Start

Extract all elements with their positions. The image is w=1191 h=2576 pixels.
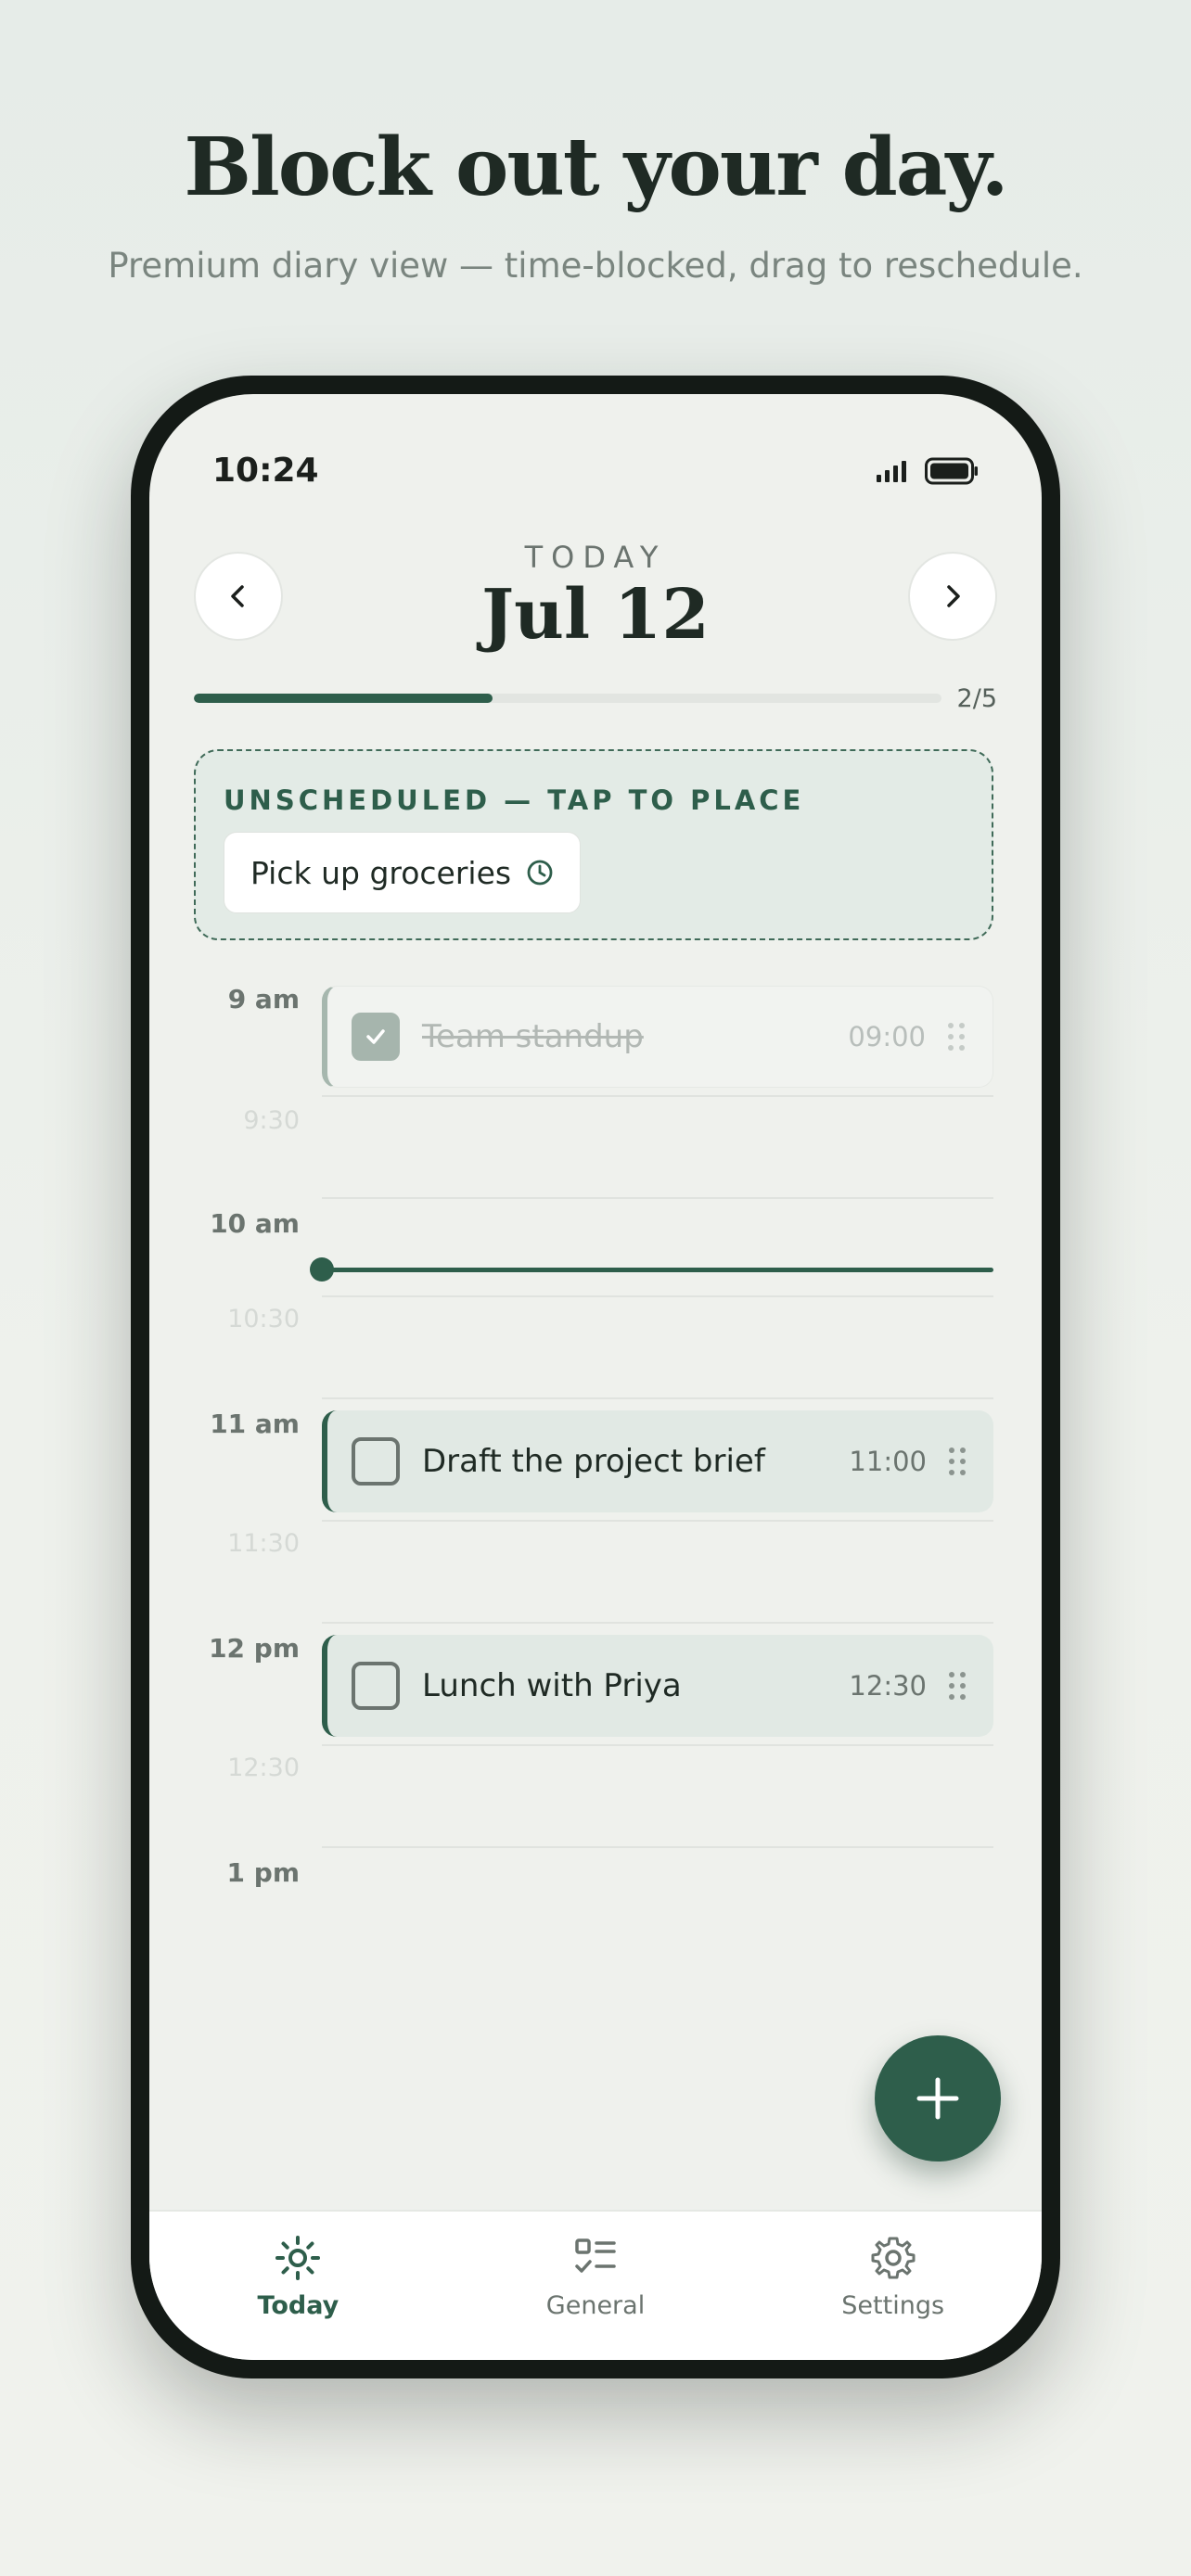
task-time: 09:00 — [848, 1021, 926, 1052]
tab-label: General — [545, 2291, 646, 2320]
checkmark-icon — [366, 1029, 385, 1044]
tab-label: Today — [257, 2291, 339, 2320]
task-checkbox[interactable] — [352, 1662, 400, 1710]
grid-line — [322, 1295, 993, 1297]
next-day-button[interactable] — [908, 552, 997, 641]
today-eyebrow: TODAY — [524, 540, 667, 575]
drag-handle-icon[interactable] — [949, 1447, 966, 1475]
grid-line — [322, 1622, 993, 1624]
half-hour-label: 12:30 — [227, 1753, 300, 1782]
signal-icon — [877, 461, 906, 482]
status-time: 10:24 — [212, 452, 319, 490]
unscheduled-label: UNSCHEDULED — TAP TO PLACE — [224, 784, 805, 816]
chevron-right-icon — [947, 585, 960, 607]
status-icons — [877, 457, 979, 485]
task-card-lunch[interactable]: Lunch with Priya 12:30 — [322, 1635, 993, 1737]
unscheduled-task-chip[interactable]: Pick up groceries — [224, 832, 582, 913]
sun-icon — [275, 2236, 321, 2280]
half-hour-label: 9:30 — [243, 1106, 300, 1135]
hero-title: Block out your day. — [184, 121, 1008, 214]
grid-line — [322, 1197, 993, 1199]
gear-icon — [871, 2237, 916, 2279]
grid-line — [322, 1520, 993, 1522]
task-checkbox[interactable] — [352, 1437, 400, 1486]
tab-general[interactable]: General — [447, 2212, 745, 2360]
hour-label: 9 am — [227, 984, 300, 1014]
plus-icon — [916, 2077, 959, 2120]
current-time-dot — [310, 1257, 334, 1282]
current-time-line — [322, 1268, 993, 1272]
half-hour-label: 10:30 — [227, 1305, 300, 1333]
date-title: Jul 12 — [481, 575, 710, 655]
task-time: 11:00 — [849, 1446, 927, 1477]
task-checkbox[interactable] — [352, 1013, 400, 1061]
hour-label: 10 am — [210, 1208, 300, 1239]
progress-bar — [194, 694, 941, 703]
tab-today[interactable]: Today — [149, 2212, 447, 2360]
progress-fill — [194, 694, 493, 703]
grid-line — [322, 1846, 993, 1848]
hour-label: 12 pm — [209, 1633, 300, 1664]
app-screen: 10:24 TODAY Jul 12 2/5 UNSCHEDULED — TAP… — [149, 394, 1042, 2360]
drag-handle-icon[interactable] — [949, 1672, 966, 1700]
half-hour-label: 11:30 — [227, 1529, 300, 1558]
task-card-draft-brief[interactable]: Draft the project brief 11:00 — [322, 1410, 993, 1512]
hour-label: 11 am — [210, 1409, 300, 1439]
progress-count: 2/5 — [956, 684, 997, 713]
hour-label: 1 pm — [226, 1857, 300, 1888]
grid-line — [322, 1095, 993, 1097]
clock-icon — [527, 860, 553, 886]
task-title: Lunch with Priya — [422, 1667, 682, 1704]
grid-line — [322, 1744, 993, 1746]
task-title: Team standup — [422, 1018, 644, 1055]
tab-label: Settings — [841, 2291, 945, 2320]
grid-line — [322, 1397, 993, 1399]
hero-subtitle: Premium diary view — time-blocked, drag … — [108, 246, 1083, 286]
battery-icon — [925, 457, 978, 485]
tab-bar: Today General Settings — [149, 2210, 1042, 2360]
phone-frame: 10:24 TODAY Jul 12 2/5 UNSCHEDULED — TAP… — [131, 376, 1060, 2378]
task-title: Draft the project brief — [422, 1443, 765, 1480]
unscheduled-dropzone[interactable]: UNSCHEDULED — TAP TO PLACE Pick up groce… — [194, 749, 993, 940]
drag-handle-icon[interactable] — [948, 1023, 965, 1051]
checklist-icon — [575, 2238, 616, 2273]
task-time: 12:30 — [849, 1670, 927, 1702]
add-task-button[interactable] — [875, 2035, 1001, 2162]
chip-label: Pick up groceries — [250, 854, 512, 891]
task-card-team-standup[interactable]: Team standup 09:00 — [322, 986, 993, 1088]
tab-settings[interactable]: Settings — [744, 2212, 1042, 2360]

End

* WHAT IS NEEDED: Format each line of the material above as a JSON list of strings, one string per line, leaving out blank lines and the picture.

* REPLY TO THE EXERCISE:
[
  "Extract all elements with their positions. The image is w=1191 h=2576 pixels.",
  "task-time: 09:00 — [848, 1021, 926, 1052]",
  "tab-label: General — [545, 2291, 646, 2320]",
  "checkmark-icon — [366, 1029, 385, 1044]",
  "tab-label: Today — [257, 2291, 339, 2320]",
  "task-checkbox[interactable] — [352, 1662, 400, 1710]",
  "grid-line — [322, 1295, 993, 1297]",
  "next-day-button[interactable] — [908, 552, 997, 641]",
  "today-eyebrow: TODAY — [524, 540, 667, 575]",
  "drag-handle-icon[interactable] — [949, 1447, 966, 1475]",
  "grid-line — [322, 1622, 993, 1624]",
  "half-hour-label: 12:30 — [227, 1753, 300, 1782]",
  "signal-icon — [877, 461, 906, 482]",
  "status-time: 10:24 — [212, 452, 319, 490]",
  "unscheduled-label: UNSCHEDULED — TAP TO PLACE — [224, 784, 805, 816]",
  "chevron-right-icon — [947, 585, 960, 607]",
  "status-icons — [877, 457, 979, 485]",
  "task-card-lunch[interactable]: Lunch with Priya 12:30 — [322, 1635, 993, 1737]",
  "unscheduled-task-chip[interactable]: Pick up groceries — [224, 832, 582, 913]",
  "sun-icon — [275, 2236, 321, 2280]",
  "half-hour-label: 9:30 — [243, 1106, 300, 1135]",
  "hero-title: Block out your day. — [184, 121, 1008, 214]",
  "grid-line — [322, 1197, 993, 1199]",
  "gear-icon — [871, 2237, 916, 2279]",
  "grid-line — [322, 1520, 993, 1522]",
  "task-checkbox[interactable] — [352, 1437, 400, 1486]",
  "tab-general[interactable]: General — [447, 2212, 745, 2360]",
  "hour-label: 9 am — [227, 984, 300, 1014]",
  "plus-icon — [916, 2077, 959, 2120]",
  "current-time-dot — [310, 1257, 334, 1282]",
  "current-time-line — [322, 1268, 993, 1272]",
  "half-hour-label: 10:30 — [227, 1305, 300, 1333]",
  "date-title: Jul 12 — [481, 575, 710, 655]",
  "task-time: 11:00 — [849, 1446, 927, 1477]",
  "task-checkbox[interactable] — [352, 1013, 400, 1061]",
  "hour-label: 10 am — [210, 1208, 300, 1239]",
  "progress-bar — [194, 694, 941, 703]",
  "tab-today[interactable]: Today — [149, 2212, 447, 2360]",
  "progress-fill — [194, 694, 493, 703]",
  "grid-line — [322, 1846, 993, 1848]",
  "hour-label: 12 pm — [209, 1633, 300, 1664]",
  "app-screen: 10:24 TODAY Jul 12 2/5 UNSCHEDULED — TAP… — [149, 394, 1042, 2360]",
  "drag-handle-icon[interactable] — [949, 1672, 966, 1700]",
  "half-hour-label: 11:30 — [227, 1529, 300, 1558]",
  "task-card-draft-brief[interactable]: Draft the project brief 11:00 — [322, 1410, 993, 1512]",
  "hour-label: 11 am — [210, 1409, 300, 1439]",
  "progress-count: 2/5 — [956, 684, 997, 713]",
  "hour-label: 1 pm — [226, 1857, 300, 1888]",
  "grid-line — [322, 1095, 993, 1097]",
  "clock-icon — [527, 860, 553, 886]",
  "task-title: Lunch with Priya — [422, 1667, 682, 1704]",
  "grid-line — [322, 1744, 993, 1746]",
  "task-title: Team standup — [422, 1018, 644, 1055]",
  "tab-label: Settings — [841, 2291, 945, 2320]",
  "grid-line — [322, 1397, 993, 1399]",
  "hero-subtitle: Premium diary view — time-blocked, drag … — [108, 246, 1083, 286]",
  "battery-icon — [925, 457, 978, 485]",
  "tab-bar: Today General Settings — [149, 2210, 1042, 2360]",
  "phone-frame: 10:24 TODAY Jul 12 2/5 UNSCHEDULED — TAP… — [131, 376, 1060, 2378]",
  "task-title: Draft the project brief — [422, 1443, 765, 1480]",
  "unscheduled-dropzone[interactable]: UNSCHEDULED — TAP TO PLACE Pick up groce… — [194, 749, 993, 940]",
  "drag-handle-icon[interactable] — [948, 1023, 965, 1051]",
  "checklist-icon — [575, 2238, 616, 2273]",
  "task-time: 12:30 — [849, 1670, 927, 1702]",
  "add-task-button[interactable] — [875, 2035, 1001, 2162]",
  "chip-label: Pick up groceries — [250, 854, 512, 891]",
  "task-card-team-standup[interactable]: Team standup 09:00 — [322, 986, 993, 1088]",
  "tab-settings[interactable]: Settings — [744, 2212, 1042, 2360]"
]